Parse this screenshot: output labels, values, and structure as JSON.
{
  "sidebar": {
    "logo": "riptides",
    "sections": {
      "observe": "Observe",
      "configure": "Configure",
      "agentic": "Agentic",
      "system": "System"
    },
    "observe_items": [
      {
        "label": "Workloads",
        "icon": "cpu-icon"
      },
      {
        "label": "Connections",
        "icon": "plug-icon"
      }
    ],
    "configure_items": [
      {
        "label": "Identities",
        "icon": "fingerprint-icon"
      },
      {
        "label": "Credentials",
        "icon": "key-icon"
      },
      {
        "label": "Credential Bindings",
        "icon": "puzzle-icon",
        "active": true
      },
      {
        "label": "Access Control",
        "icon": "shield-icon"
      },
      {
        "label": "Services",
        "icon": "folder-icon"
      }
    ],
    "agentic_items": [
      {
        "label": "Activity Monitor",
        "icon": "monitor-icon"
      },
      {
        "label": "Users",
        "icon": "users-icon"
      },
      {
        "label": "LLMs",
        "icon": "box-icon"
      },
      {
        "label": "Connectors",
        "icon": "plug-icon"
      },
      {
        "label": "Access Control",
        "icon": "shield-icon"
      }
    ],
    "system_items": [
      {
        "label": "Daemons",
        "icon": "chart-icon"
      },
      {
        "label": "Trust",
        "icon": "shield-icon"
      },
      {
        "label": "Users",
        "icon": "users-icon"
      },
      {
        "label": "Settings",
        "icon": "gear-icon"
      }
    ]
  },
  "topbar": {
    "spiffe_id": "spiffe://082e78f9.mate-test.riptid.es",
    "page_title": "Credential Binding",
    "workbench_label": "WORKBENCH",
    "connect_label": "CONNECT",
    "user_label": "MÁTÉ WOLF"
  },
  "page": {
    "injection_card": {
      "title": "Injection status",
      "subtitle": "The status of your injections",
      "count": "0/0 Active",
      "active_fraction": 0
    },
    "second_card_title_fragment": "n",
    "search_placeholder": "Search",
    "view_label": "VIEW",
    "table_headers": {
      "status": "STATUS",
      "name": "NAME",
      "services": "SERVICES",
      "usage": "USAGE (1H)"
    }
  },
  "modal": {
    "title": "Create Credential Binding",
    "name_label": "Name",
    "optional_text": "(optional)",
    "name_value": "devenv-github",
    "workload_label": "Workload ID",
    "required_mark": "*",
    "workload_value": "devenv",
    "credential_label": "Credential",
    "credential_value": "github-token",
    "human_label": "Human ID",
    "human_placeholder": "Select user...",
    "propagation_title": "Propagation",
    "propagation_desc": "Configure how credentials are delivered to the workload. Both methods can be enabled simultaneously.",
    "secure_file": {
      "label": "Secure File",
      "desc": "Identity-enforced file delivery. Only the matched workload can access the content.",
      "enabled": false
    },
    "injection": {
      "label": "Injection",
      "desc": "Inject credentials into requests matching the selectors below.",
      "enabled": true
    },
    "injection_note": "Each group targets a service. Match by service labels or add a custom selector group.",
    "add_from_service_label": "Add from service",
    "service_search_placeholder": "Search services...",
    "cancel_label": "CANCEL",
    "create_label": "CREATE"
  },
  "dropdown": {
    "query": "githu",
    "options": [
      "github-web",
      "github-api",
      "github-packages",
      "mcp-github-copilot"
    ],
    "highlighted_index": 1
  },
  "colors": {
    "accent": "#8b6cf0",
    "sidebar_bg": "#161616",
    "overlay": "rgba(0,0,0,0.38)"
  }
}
§ §
Goal: Repeat all the entries exactly as given.

The response:
Parse this screenshot: output labels, values, and structure as JSON.
{
  "sidebar": {
    "logo": "riptides",
    "sections": {
      "observe": "Observe",
      "configure": "Configure",
      "agentic": "Agentic",
      "system": "System"
    },
    "observe_items": [
      {
        "label": "Workloads",
        "icon": "cpu-icon"
      },
      {
        "label": "Connections",
        "icon": "plug-icon"
      }
    ],
    "configure_items": [
      {
        "label": "Identities",
        "icon": "fingerprint-icon"
      },
      {
        "label": "Credentials",
        "icon": "key-icon"
      },
      {
        "label": "Credential Bindings",
        "icon": "puzzle-icon",
        "active": true
      },
      {
        "label": "Access Control",
        "icon": "shield-icon"
      },
      {
        "label": "Services",
        "icon": "folder-icon"
      }
    ],
    "agentic_items": [
      {
        "label": "Activity Monitor",
        "icon": "monitor-icon"
      },
      {
        "label": "Users",
        "icon": "users-icon"
      },
      {
        "label": "LLMs",
        "icon": "box-icon"
      },
      {
        "label": "Connectors",
        "icon": "plug-icon"
      },
      {
        "label": "Access Control",
        "icon": "shield-icon"
      }
    ],
    "system_items": [
      {
        "label": "Daemons",
        "icon": "chart-icon"
      },
      {
        "label": "Trust",
        "icon": "shield-icon"
      },
      {
        "label": "Users",
        "icon": "users-icon"
      },
      {
        "label": "Settings",
        "icon": "gear-icon"
      }
    ]
  },
  "topbar": {
    "spiffe_id": "spiffe://082e78f9.mate-test.riptid.es",
    "page_title": "Credential Binding",
    "workbench_label": "WORKBENCH",
    "connect_label": "CONNECT",
    "user_label": "MÁTÉ WOLF"
  },
  "page": {
    "injection_card": {
      "title": "Injection status",
      "subtitle": "The status of your injections",
      "count": "0/0 Active",
      "active_fraction": 0
    },
    "second_card_title_fragment": "n",
    "search_placeholder": "Search",
    "view_label": "VIEW",
    "table_headers": {
      "status": "STATUS",
      "name": "NAME",
      "services": "SERVICES",
      "usage": "USAGE (1H)"
    }
  },
  "modal": {
    "title": "Create Credential Binding",
    "name_label": "Name",
    "optional_text": "(optional)",
    "name_value": "devenv-github",
    "workload_label": "Workload ID",
    "required_mark": "*",
    "workload_value": "devenv",
    "credential_label": "Credential",
    "credential_value": "github-token",
    "human_label": "Human ID",
    "human_placeholder": "Select user...",
    "propagation_title": "Propagation",
    "propagation_desc": "Configure how credentials are delivered to the workload. Both methods can be enabled simultaneously.",
    "secure_file": {
      "label": "Secure File",
      "desc": "Identity-enforced file delivery. Only the matched workload can access the content.",
      "enabled": false
    },
    "injection": {
      "label": "Injection",
      "desc": "Inject credentials into requests matching the selectors below.",
      "enabled": true
    },
    "injection_note": "Each group targets a service. Match by service labels or add a custom selector group.",
    "add_from_service_label": "Add from service",
    "service_search_placeholder": "Search services...",
    "cancel_label": "CANCEL",
    "create_label": "CREATE"
  },
  "dropdown": {
    "query": "githu",
    "options": [
      "github-web",
      "github-api",
      "github-packages",
      "mcp-github-copilot"
    ],
    "highlighted_index": 1
  },
  "colors": {
    "accent": "#8b6cf0",
    "sidebar_bg": "#161616",
    "overlay": "rgba(0,0,0,0.38)"
  }
}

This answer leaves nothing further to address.